# Requirements
Leave out the pictures and copy everything else below exactly.

# Data to process
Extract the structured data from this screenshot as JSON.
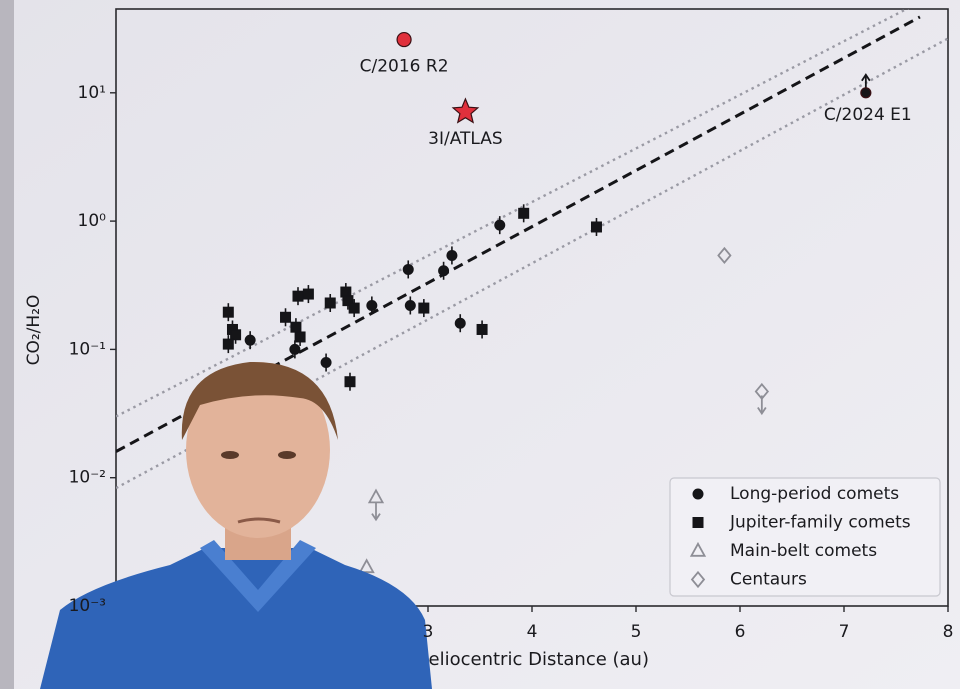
{
  "chart_data": {
    "type": "scatter",
    "ylabel": "CO₂/H₂O",
    "xlabel": "Heliocentric Distance (au)",
    "xlim": [
      0,
      8
    ],
    "xticks": [
      3,
      4,
      5,
      6,
      7,
      8
    ],
    "ylim": [
      0.001,
      45
    ],
    "ylog": true,
    "yticks": [
      {
        "value": 10,
        "label": "10¹"
      },
      {
        "value": 1,
        "label": "10⁰"
      },
      {
        "value": 0.1,
        "label": "10⁻¹"
      },
      {
        "value": 0.01,
        "label": "10⁻²"
      },
      {
        "value": 0.001,
        "label": "10⁻³"
      }
    ],
    "legend": "lower right",
    "series": [
      {
        "name": "Long-period comets",
        "color": "#151518",
        "marker": "circle",
        "filled": true,
        "x": [
          1.29,
          1.72,
          2.02,
          2.46,
          2.81,
          2.83,
          3.15,
          3.23,
          3.31,
          3.69
        ],
        "values": [
          0.118,
          0.1,
          0.079,
          0.22,
          0.42,
          0.22,
          0.41,
          0.54,
          0.16,
          0.93
        ]
      },
      {
        "name": "Jupiter-family comets",
        "color": "#151518",
        "marker": "square",
        "filled": true,
        "x": [
          1.08,
          1.12,
          1.15,
          1.08,
          1.63,
          1.73,
          1.77,
          1.75,
          1.85,
          2.06,
          2.21,
          2.23,
          2.29,
          2.25,
          2.96,
          3.52,
          3.92,
          4.62
        ],
        "values": [
          0.195,
          0.143,
          0.13,
          0.11,
          0.178,
          0.149,
          0.125,
          0.26,
          0.27,
          0.23,
          0.28,
          0.24,
          0.21,
          0.056,
          0.21,
          0.143,
          1.15,
          0.9
        ]
      },
      {
        "name": "Main-belt comets",
        "color": "#8e8e96",
        "marker": "triangle",
        "filled": false,
        "x": [
          2.5,
          2.41
        ],
        "values": [
          0.007,
          0.002
        ],
        "limits": [
          "upper",
          "upper"
        ]
      },
      {
        "name": "Centaurs",
        "color": "#8e8e96",
        "marker": "diamond",
        "filled": false,
        "x": [
          5.85,
          6.21
        ],
        "values": [
          0.54,
          0.047
        ],
        "limits": [
          null,
          "upper"
        ]
      }
    ],
    "highlights": [
      {
        "label": "C/2016 R2",
        "x": 2.77,
        "value": 26,
        "marker": "circle",
        "color": "#e0303c"
      },
      {
        "label": "3I/ATLAS",
        "x": 3.36,
        "value": 7.1,
        "marker": "star",
        "color": "#e0303c"
      },
      {
        "label": "C/2024 E1",
        "x": 7.21,
        "value": 10,
        "marker": "circle",
        "color": "#151518",
        "limit": "lower"
      }
    ],
    "lines": [
      {
        "style": "dashed",
        "color": "#151518",
        "x": [
          0,
          7.73
        ],
        "values": [
          0.016,
          39
        ]
      },
      {
        "style": "dotted",
        "color": "#9a9aa4",
        "x": [
          0,
          7.9
        ],
        "values": [
          0.03,
          60
        ]
      },
      {
        "style": "dotted",
        "color": "#9a9aa4",
        "x": [
          0,
          8
        ],
        "values": [
          0.0083,
          26.5
        ]
      }
    ]
  }
}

# Finished exercise
Extract the structured data from this screenshot as JSON.
{
  "chart_data": {
    "type": "scatter",
    "ylabel": "CO₂/H₂O",
    "xlabel": "Heliocentric Distance (au)",
    "xlim": [
      0,
      8
    ],
    "xticks": [
      3,
      4,
      5,
      6,
      7,
      8
    ],
    "ylim": [
      0.001,
      45
    ],
    "ylog": true,
    "yticks": [
      {
        "value": 10,
        "label": "10¹"
      },
      {
        "value": 1,
        "label": "10⁰"
      },
      {
        "value": 0.1,
        "label": "10⁻¹"
      },
      {
        "value": 0.01,
        "label": "10⁻²"
      },
      {
        "value": 0.001,
        "label": "10⁻³"
      }
    ],
    "legend": "lower right",
    "series": [
      {
        "name": "Long-period comets",
        "color": "#151518",
        "marker": "circle",
        "filled": true,
        "x": [
          1.29,
          1.72,
          2.02,
          2.46,
          2.81,
          2.83,
          3.15,
          3.23,
          3.31,
          3.69
        ],
        "values": [
          0.118,
          0.1,
          0.079,
          0.22,
          0.42,
          0.22,
          0.41,
          0.54,
          0.16,
          0.93
        ]
      },
      {
        "name": "Jupiter-family comets",
        "color": "#151518",
        "marker": "square",
        "filled": true,
        "x": [
          1.08,
          1.12,
          1.15,
          1.08,
          1.63,
          1.73,
          1.77,
          1.75,
          1.85,
          2.06,
          2.21,
          2.23,
          2.29,
          2.25,
          2.96,
          3.52,
          3.92,
          4.62
        ],
        "values": [
          0.195,
          0.143,
          0.13,
          0.11,
          0.178,
          0.149,
          0.125,
          0.26,
          0.27,
          0.23,
          0.28,
          0.24,
          0.21,
          0.056,
          0.21,
          0.143,
          1.15,
          0.9
        ]
      },
      {
        "name": "Main-belt comets",
        "color": "#8e8e96",
        "marker": "triangle",
        "filled": false,
        "x": [
          2.5,
          2.41
        ],
        "values": [
          0.007,
          0.002
        ],
        "limits": [
          "upper",
          "upper"
        ]
      },
      {
        "name": "Centaurs",
        "color": "#8e8e96",
        "marker": "diamond",
        "filled": false,
        "x": [
          5.85,
          6.21
        ],
        "values": [
          0.54,
          0.047
        ],
        "limits": [
          null,
          "upper"
        ]
      }
    ],
    "highlights": [
      {
        "label": "C/2016 R2",
        "x": 2.77,
        "value": 26,
        "marker": "circle",
        "color": "#e0303c"
      },
      {
        "label": "3I/ATLAS",
        "x": 3.36,
        "value": 7.1,
        "marker": "star",
        "color": "#e0303c"
      },
      {
        "label": "C/2024 E1",
        "x": 7.21,
        "value": 10,
        "marker": "circle",
        "color": "#151518",
        "limit": "lower"
      }
    ],
    "lines": [
      {
        "style": "dashed",
        "color": "#151518",
        "x": [
          0,
          7.73
        ],
        "values": [
          0.016,
          39
        ]
      },
      {
        "style": "dotted",
        "color": "#9a9aa4",
        "x": [
          0,
          7.9
        ],
        "values": [
          0.03,
          60
        ]
      },
      {
        "style": "dotted",
        "color": "#9a9aa4",
        "x": [
          0,
          8
        ],
        "values": [
          0.0083,
          26.5
        ]
      }
    ]
  }
}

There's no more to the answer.